■ **WHAT TO PRODUCE**
Your answer should be the number of lines in the listing that hold the string "Validation", with no other words.
========
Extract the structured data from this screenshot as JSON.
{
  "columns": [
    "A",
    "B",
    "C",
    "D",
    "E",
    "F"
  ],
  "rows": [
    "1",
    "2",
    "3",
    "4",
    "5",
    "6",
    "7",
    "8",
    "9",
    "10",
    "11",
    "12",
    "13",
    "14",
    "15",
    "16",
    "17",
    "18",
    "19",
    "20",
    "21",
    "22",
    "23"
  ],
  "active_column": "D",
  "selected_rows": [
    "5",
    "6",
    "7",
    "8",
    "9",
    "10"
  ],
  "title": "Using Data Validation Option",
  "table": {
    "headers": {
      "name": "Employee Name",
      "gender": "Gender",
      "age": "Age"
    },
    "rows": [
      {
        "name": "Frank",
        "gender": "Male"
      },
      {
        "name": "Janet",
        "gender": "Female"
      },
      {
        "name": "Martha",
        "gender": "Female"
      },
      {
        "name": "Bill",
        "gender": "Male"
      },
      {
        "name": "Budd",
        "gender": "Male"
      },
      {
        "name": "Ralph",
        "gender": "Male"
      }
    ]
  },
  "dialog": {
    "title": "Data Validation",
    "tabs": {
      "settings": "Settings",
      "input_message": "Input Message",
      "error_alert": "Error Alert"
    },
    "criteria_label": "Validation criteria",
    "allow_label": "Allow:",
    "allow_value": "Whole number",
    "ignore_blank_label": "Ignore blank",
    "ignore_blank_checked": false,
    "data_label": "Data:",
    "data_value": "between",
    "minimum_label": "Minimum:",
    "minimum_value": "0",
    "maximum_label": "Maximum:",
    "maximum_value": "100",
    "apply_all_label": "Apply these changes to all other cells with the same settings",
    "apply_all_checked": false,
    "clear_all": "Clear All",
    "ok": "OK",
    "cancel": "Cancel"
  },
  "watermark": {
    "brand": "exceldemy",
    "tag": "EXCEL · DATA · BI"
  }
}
========
■ **RESULT OF THE EXERCISE**
3